▶ [Task objective]: Restate the entries below verbatim.

▶ [Data entries]:
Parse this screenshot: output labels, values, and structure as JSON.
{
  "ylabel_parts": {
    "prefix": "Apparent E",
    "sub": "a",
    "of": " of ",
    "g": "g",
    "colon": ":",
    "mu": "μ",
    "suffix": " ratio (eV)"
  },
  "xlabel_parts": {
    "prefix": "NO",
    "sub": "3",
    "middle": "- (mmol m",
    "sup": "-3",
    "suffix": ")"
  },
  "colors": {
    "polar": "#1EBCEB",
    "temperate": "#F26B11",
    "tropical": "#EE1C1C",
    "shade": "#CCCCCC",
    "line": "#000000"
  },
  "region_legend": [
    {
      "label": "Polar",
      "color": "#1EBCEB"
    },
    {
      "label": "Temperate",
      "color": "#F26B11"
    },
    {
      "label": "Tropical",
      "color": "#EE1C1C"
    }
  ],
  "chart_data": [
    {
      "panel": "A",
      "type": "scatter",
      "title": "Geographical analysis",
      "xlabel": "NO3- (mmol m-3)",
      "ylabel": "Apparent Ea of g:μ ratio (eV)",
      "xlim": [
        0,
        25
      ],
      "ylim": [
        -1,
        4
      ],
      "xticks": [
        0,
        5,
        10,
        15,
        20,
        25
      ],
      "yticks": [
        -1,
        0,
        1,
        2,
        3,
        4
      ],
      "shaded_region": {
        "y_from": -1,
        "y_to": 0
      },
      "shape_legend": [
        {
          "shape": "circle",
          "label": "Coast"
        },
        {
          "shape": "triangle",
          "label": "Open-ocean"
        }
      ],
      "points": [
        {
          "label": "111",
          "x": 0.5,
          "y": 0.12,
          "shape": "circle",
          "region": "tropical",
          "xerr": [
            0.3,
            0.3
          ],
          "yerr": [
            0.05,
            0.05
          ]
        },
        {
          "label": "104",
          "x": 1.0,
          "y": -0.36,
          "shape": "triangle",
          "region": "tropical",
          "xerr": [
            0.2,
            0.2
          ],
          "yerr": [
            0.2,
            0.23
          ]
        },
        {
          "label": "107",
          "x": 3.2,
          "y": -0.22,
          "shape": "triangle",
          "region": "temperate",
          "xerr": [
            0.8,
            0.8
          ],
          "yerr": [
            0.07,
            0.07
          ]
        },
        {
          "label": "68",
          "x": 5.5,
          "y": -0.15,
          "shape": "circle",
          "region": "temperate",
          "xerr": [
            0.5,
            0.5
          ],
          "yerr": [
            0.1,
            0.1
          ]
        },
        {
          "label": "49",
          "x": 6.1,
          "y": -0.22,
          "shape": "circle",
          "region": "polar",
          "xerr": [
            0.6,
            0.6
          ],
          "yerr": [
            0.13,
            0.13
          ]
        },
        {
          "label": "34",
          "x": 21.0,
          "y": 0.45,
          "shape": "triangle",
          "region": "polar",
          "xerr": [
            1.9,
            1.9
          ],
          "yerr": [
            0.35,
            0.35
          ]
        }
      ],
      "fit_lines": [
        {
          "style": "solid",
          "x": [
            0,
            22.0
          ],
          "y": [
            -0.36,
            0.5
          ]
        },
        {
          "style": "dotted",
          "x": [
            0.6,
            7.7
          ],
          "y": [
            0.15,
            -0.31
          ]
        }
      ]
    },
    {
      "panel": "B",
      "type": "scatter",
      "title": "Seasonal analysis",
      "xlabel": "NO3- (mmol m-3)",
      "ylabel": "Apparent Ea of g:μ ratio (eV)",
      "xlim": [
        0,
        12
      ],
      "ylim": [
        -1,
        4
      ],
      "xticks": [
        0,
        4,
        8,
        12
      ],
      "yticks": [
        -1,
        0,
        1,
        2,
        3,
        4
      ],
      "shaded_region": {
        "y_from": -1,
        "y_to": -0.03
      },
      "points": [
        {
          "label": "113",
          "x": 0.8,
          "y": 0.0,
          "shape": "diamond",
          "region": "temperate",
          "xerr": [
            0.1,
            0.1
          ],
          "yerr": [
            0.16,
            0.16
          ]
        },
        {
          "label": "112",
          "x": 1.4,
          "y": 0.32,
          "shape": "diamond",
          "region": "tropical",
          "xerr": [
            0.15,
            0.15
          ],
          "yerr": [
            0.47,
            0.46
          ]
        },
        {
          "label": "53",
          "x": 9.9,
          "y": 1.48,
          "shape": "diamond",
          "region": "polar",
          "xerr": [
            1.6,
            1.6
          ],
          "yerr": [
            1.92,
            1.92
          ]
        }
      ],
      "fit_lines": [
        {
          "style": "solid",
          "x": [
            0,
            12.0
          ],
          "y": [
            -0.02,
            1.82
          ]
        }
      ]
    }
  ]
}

▶ [Written solution]:
Parse this screenshot: output labels, values, and structure as JSON.
{
  "ylabel_parts": {
    "prefix": "Apparent E",
    "sub": "a",
    "of": " of ",
    "g": "g",
    "colon": ":",
    "mu": "μ",
    "suffix": " ratio (eV)"
  },
  "xlabel_parts": {
    "prefix": "NO",
    "sub": "3",
    "middle": "- (mmol m",
    "sup": "-3",
    "suffix": ")"
  },
  "colors": {
    "polar": "#1EBCEB",
    "temperate": "#F26B11",
    "tropical": "#EE1C1C",
    "shade": "#CCCCCC",
    "line": "#000000"
  },
  "region_legend": [
    {
      "label": "Polar",
      "color": "#1EBCEB"
    },
    {
      "label": "Temperate",
      "color": "#F26B11"
    },
    {
      "label": "Tropical",
      "color": "#EE1C1C"
    }
  ],
  "chart_data": [
    {
      "panel": "A",
      "type": "scatter",
      "title": "Geographical analysis",
      "xlabel": "NO3- (mmol m-3)",
      "ylabel": "Apparent Ea of g:μ ratio (eV)",
      "xlim": [
        0,
        25
      ],
      "ylim": [
        -1,
        4
      ],
      "xticks": [
        0,
        5,
        10,
        15,
        20,
        25
      ],
      "yticks": [
        -1,
        0,
        1,
        2,
        3,
        4
      ],
      "shaded_region": {
        "y_from": -1,
        "y_to": 0
      },
      "shape_legend": [
        {
          "shape": "circle",
          "label": "Coast"
        },
        {
          "shape": "triangle",
          "label": "Open-ocean"
        }
      ],
      "points": [
        {
          "label": "111",
          "x": 0.5,
          "y": 0.12,
          "shape": "circle",
          "region": "tropical",
          "xerr": [
            0.3,
            0.3
          ],
          "yerr": [
            0.05,
            0.05
          ]
        },
        {
          "label": "104",
          "x": 1.0,
          "y": -0.36,
          "shape": "triangle",
          "region": "tropical",
          "xerr": [
            0.2,
            0.2
          ],
          "yerr": [
            0.2,
            0.23
          ]
        },
        {
          "label": "107",
          "x": 3.2,
          "y": -0.22,
          "shape": "triangle",
          "region": "temperate",
          "xerr": [
            0.8,
            0.8
          ],
          "yerr": [
            0.07,
            0.07
          ]
        },
        {
          "label": "68",
          "x": 5.5,
          "y": -0.15,
          "shape": "circle",
          "region": "temperate",
          "xerr": [
            0.5,
            0.5
          ],
          "yerr": [
            0.1,
            0.1
          ]
        },
        {
          "label": "49",
          "x": 6.1,
          "y": -0.22,
          "shape": "circle",
          "region": "polar",
          "xerr": [
            0.6,
            0.6
          ],
          "yerr": [
            0.13,
            0.13
          ]
        },
        {
          "label": "34",
          "x": 21.0,
          "y": 0.45,
          "shape": "triangle",
          "region": "polar",
          "xerr": [
            1.9,
            1.9
          ],
          "yerr": [
            0.35,
            0.35
          ]
        }
      ],
      "fit_lines": [
        {
          "style": "solid",
          "x": [
            0,
            22.0
          ],
          "y": [
            -0.36,
            0.5
          ]
        },
        {
          "style": "dotted",
          "x": [
            0.6,
            7.7
          ],
          "y": [
            0.15,
            -0.31
          ]
        }
      ]
    },
    {
      "panel": "B",
      "type": "scatter",
      "title": "Seasonal analysis",
      "xlabel": "NO3- (mmol m-3)",
      "ylabel": "Apparent Ea of g:μ ratio (eV)",
      "xlim": [
        0,
        12
      ],
      "ylim": [
        -1,
        4
      ],
      "xticks": [
        0,
        4,
        8,
        12
      ],
      "yticks": [
        -1,
        0,
        1,
        2,
        3,
        4
      ],
      "shaded_region": {
        "y_from": -1,
        "y_to": -0.03
      },
      "points": [
        {
          "label": "113",
          "x": 0.8,
          "y": 0.0,
          "shape": "diamond",
          "region": "temperate",
          "xerr": [
            0.1,
            0.1
          ],
          "yerr": [
            0.16,
            0.16
          ]
        },
        {
          "label": "112",
          "x": 1.4,
          "y": 0.32,
          "shape": "diamond",
          "region": "tropical",
          "xerr": [
            0.15,
            0.15
          ],
          "yerr": [
            0.47,
            0.46
          ]
        },
        {
          "label": "53",
          "x": 9.9,
          "y": 1.48,
          "shape": "diamond",
          "region": "polar",
          "xerr": [
            1.6,
            1.6
          ],
          "yerr": [
            1.92,
            1.92
          ]
        }
      ],
      "fit_lines": [
        {
          "style": "solid",
          "x": [
            0,
            12.0
          ],
          "y": [
            -0.02,
            1.82
          ]
        }
      ]
    }
  ]
}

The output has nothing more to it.